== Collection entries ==
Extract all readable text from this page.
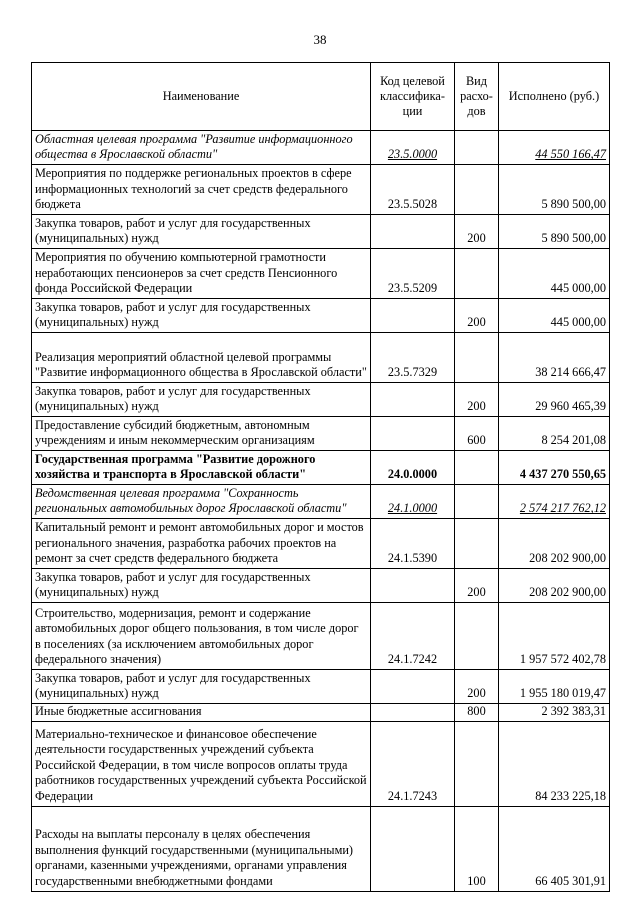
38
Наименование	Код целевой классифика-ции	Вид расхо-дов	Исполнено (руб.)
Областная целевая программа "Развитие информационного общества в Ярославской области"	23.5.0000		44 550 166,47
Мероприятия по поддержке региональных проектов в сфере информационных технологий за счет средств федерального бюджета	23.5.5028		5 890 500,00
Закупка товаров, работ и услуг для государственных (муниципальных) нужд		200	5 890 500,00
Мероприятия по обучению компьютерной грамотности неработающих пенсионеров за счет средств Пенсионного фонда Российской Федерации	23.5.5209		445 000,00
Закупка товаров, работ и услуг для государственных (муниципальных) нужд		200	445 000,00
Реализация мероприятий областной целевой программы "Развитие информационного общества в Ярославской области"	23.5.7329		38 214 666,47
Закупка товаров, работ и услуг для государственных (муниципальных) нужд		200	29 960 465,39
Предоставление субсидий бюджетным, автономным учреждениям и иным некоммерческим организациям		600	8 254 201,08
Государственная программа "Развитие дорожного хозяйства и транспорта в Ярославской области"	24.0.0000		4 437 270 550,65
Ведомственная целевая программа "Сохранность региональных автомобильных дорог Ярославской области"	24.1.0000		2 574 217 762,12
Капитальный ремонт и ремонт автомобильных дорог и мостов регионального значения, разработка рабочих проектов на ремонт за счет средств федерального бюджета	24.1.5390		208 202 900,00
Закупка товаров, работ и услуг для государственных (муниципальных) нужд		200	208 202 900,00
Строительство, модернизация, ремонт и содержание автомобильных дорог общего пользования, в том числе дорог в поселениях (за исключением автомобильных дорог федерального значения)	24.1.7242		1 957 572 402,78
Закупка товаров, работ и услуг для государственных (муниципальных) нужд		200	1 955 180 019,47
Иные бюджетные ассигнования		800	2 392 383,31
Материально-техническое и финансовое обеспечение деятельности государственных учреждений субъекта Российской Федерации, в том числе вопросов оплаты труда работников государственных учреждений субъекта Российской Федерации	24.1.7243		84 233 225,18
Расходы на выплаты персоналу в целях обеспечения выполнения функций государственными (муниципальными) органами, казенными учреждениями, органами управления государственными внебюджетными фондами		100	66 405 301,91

---

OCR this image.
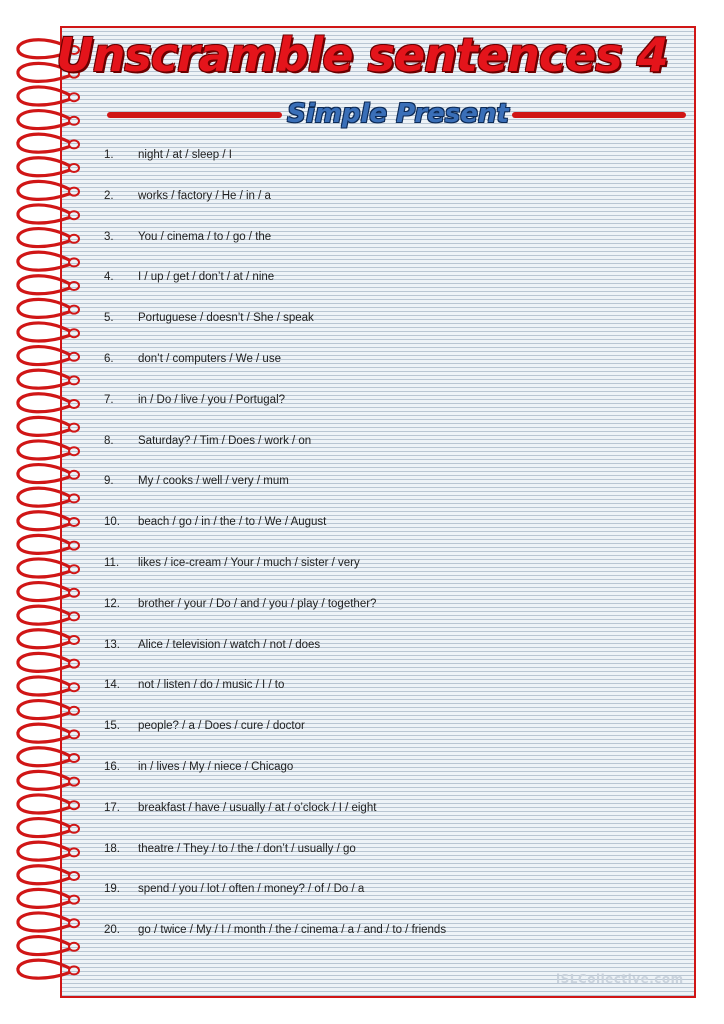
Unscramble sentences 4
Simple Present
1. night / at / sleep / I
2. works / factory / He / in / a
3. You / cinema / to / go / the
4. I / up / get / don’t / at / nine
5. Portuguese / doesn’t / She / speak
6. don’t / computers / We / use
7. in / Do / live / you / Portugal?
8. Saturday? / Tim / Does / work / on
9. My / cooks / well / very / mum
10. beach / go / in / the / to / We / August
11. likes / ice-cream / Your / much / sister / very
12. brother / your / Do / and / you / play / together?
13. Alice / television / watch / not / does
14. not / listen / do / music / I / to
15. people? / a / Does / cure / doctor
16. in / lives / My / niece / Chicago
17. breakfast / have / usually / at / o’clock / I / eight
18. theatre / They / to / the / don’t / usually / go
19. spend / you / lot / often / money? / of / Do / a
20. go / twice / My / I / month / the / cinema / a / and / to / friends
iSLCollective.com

==

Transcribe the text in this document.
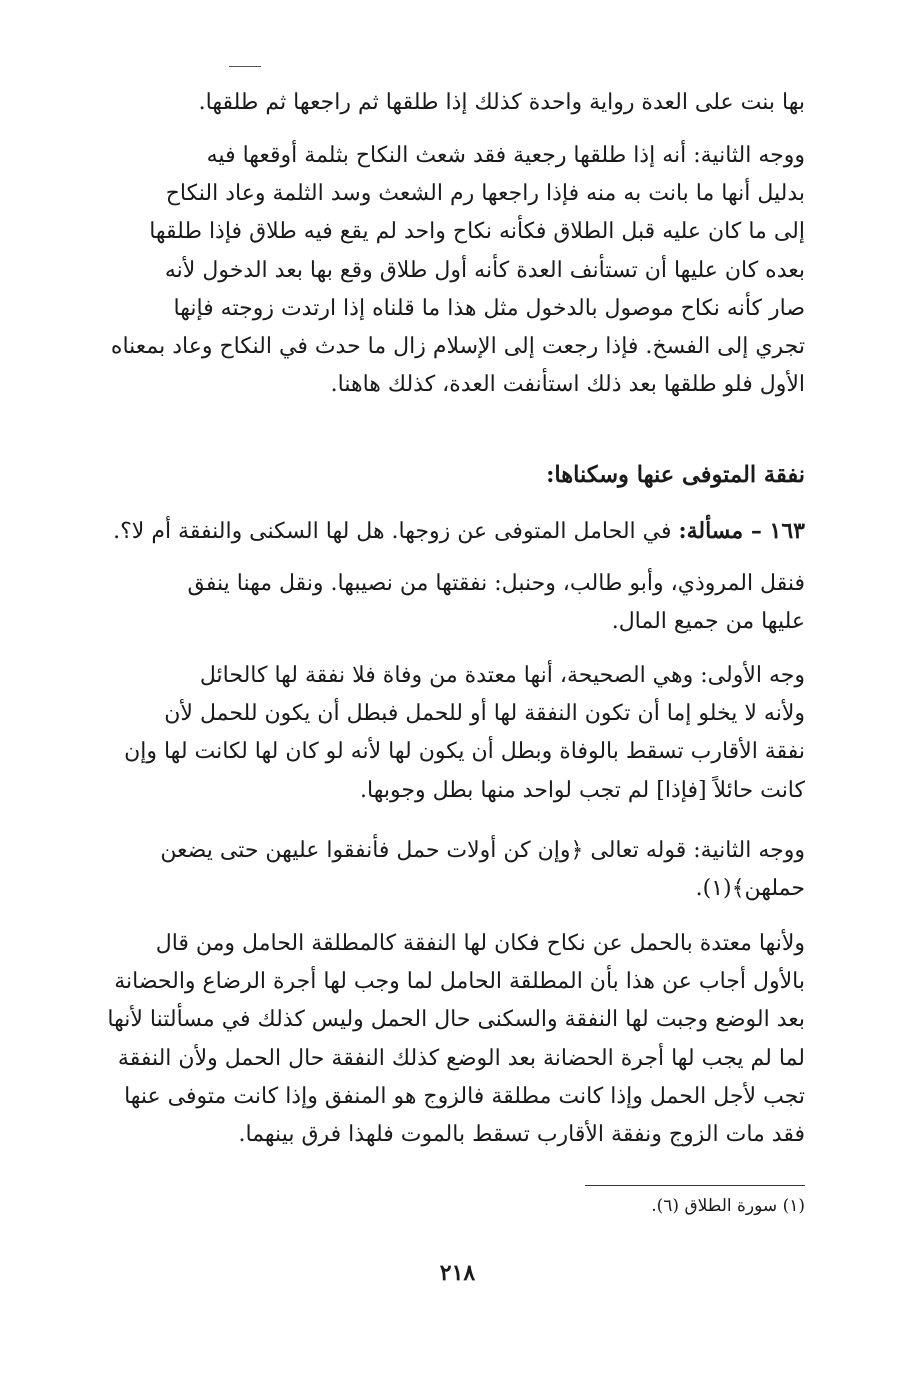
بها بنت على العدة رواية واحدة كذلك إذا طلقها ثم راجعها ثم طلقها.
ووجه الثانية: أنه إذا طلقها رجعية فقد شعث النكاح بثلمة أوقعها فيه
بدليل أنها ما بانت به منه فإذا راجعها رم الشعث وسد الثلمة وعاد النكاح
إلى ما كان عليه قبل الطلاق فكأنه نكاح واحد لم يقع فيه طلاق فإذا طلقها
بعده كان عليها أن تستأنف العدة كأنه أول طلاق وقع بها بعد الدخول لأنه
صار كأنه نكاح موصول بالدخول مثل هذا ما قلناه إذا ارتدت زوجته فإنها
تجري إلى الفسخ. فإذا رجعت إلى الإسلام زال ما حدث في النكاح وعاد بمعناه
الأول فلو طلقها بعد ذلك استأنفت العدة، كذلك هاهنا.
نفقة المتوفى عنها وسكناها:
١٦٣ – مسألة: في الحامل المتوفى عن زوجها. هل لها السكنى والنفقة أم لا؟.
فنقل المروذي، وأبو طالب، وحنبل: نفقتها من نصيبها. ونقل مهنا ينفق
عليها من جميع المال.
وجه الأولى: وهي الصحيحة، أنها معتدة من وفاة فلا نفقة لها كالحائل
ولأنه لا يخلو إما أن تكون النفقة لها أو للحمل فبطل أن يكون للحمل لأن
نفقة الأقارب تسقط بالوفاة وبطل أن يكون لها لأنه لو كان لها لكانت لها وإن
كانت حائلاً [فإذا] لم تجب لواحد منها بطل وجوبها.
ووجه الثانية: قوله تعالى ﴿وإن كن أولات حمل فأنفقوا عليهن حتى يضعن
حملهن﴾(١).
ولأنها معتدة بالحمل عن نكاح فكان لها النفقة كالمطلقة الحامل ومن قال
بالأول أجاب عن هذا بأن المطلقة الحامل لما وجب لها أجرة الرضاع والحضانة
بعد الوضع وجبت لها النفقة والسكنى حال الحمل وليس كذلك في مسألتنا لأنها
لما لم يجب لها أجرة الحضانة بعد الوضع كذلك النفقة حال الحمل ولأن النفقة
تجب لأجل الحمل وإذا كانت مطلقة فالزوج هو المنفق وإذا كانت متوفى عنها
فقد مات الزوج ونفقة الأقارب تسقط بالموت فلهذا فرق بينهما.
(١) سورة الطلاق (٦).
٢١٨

== Set exercise ==
Write out every line of the data that holds the word "программа".

== Solution for this exercise ==
Областная целевая программа "Развитие информационного общества в Ярославской области"	23.5.0000		44 550 166,47
Государственная программа "Развитие дорожного хозяйства и транспорта в Ярославской области"	24.0.0000		4 437 270 550,65
Ведомственная целевая программа "Сохранность региональных автомобильных дорог Ярославской области"	24.1.0000		2 574 217 762,12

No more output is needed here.